--- REQUIREMENTS ---
Pick every line from the data that holds the word "Inlichtingenfiche".
====
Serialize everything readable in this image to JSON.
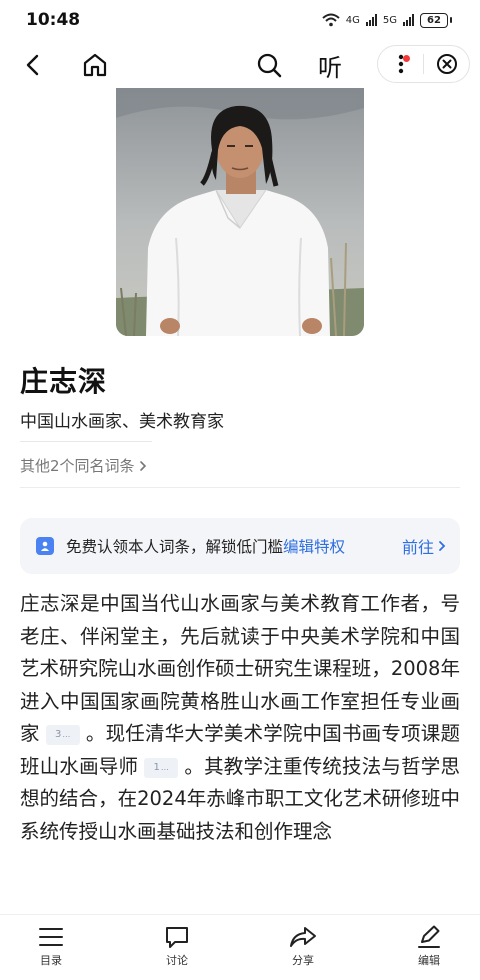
{
  "status_bar": {
    "time": "10:48",
    "network_1": "4G",
    "network_2": "5G",
    "battery": "62"
  },
  "nav": {
    "back_icon": "chevron-left-icon",
    "home_icon": "home-icon",
    "search_icon": "search-icon",
    "listen_label": "听",
    "more_icon": "more-vertical-icon",
    "close_icon": "close-circle-icon"
  },
  "entry": {
    "title": "庄志深",
    "subtitle": "中国山水画家、美术教育家",
    "homonym_link": "其他2个同名词条"
  },
  "claim_banner": {
    "text": "免费认领本人词条，解锁低门槛",
    "link": "编辑特权",
    "go": "前往"
  },
  "body": {
    "segment_1": "庄志深是中国当代山水画家与美术教育工作者，号老庄、伴闲堂主，先后就读于中央美术学院和中国艺术研究院山水画创作硕士研究生课程班，2008年进入中国国家画院黄格胜山水画工作室担任专业画家",
    "ref_1": "3",
    "segment_2": "。现任清华大学美术学院中国书画专项课题班山水画导师",
    "ref_2": "1",
    "segment_3": "。其教学注重传统技法与哲学思想的结合，在2024年赤峰市职工文化艺术研修班中系统传授山水画基础技法和创作理念"
  },
  "tab_bar": [
    {
      "label": "目录",
      "icon": "list-icon"
    },
    {
      "label": "讨论",
      "icon": "comment-icon"
    },
    {
      "label": "分享",
      "icon": "share-icon"
    },
    {
      "label": "编辑",
      "icon": "edit-icon"
    }
  ],
  "colors": {
    "accent": "#2f6fe0",
    "badge_red": "#f23a3a",
    "banner_bg": "#f3f5f8"
  }
}
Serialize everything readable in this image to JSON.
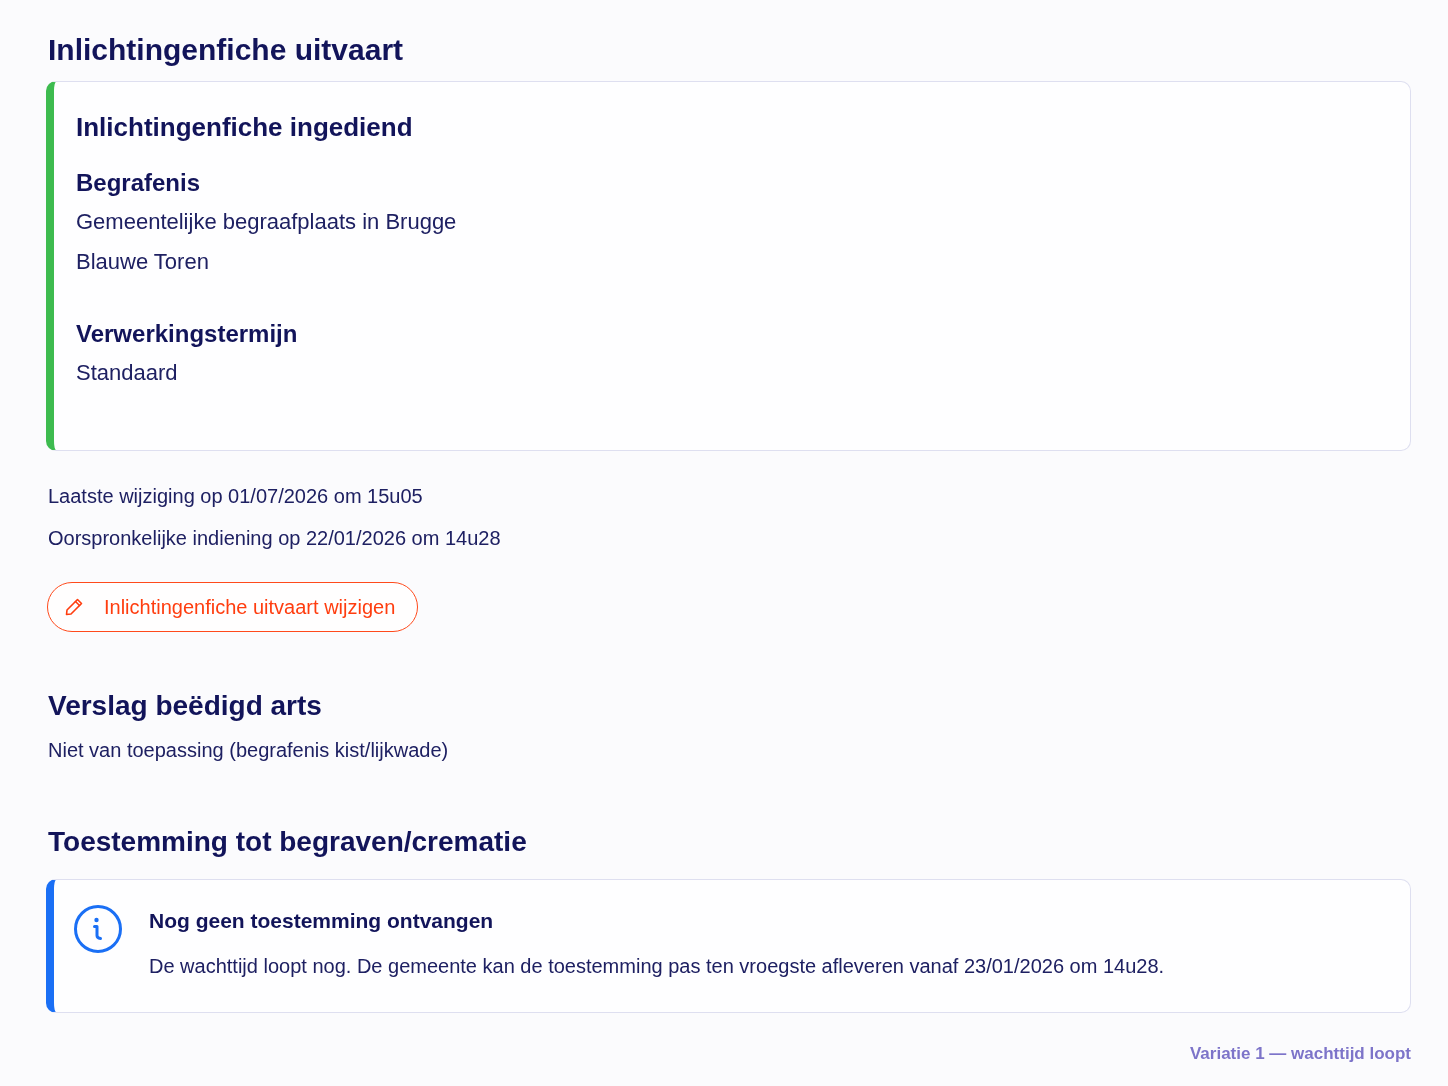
{
  "page": {
    "title": "Inlichtingenfiche uitvaart"
  },
  "submission_card": {
    "kind": "success",
    "title": "Inlichtingenfiche ingediend",
    "sections": [
      {
        "heading": "Begrafenis",
        "lines": [
          "Gemeentelijke begraafplaats in Brugge",
          "Blauwe Toren"
        ]
      },
      {
        "heading": "Verwerkingstermijn",
        "lines": [
          "Standaard"
        ]
      }
    ]
  },
  "meta": [
    "Laatste wijziging op 01/07/2026 om 15u05",
    "Oorspronkelijke indiening op 22/01/2026 om 14u28"
  ],
  "edit_button": {
    "label": "Inlichtingenfiche uitvaart wijzigen"
  },
  "sections": [
    {
      "heading": "Verslag beëdigd arts",
      "text": "Niet van toepassing (begrafenis kist/lijkwade)"
    },
    {
      "heading": "Toestemming tot begraven/crematie",
      "alert": {
        "kind": "info",
        "title": "Nog geen toestemming ontvangen",
        "text": "De wachttijd loopt nog. De gemeente kan de toestemming pas ten vroegste afleveren vanaf 23/01/2026 om 14u28."
      }
    }
  ],
  "footer_note": "Variatie 1 — wachttijd loopt"
}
====
--- RESULT OF THIS TASK ---
    "title": "Inlichtingenfiche uitvaart"
    "title": "Inlichtingenfiche ingediend",
    "label": "Inlichtingenfiche uitvaart wijzigen"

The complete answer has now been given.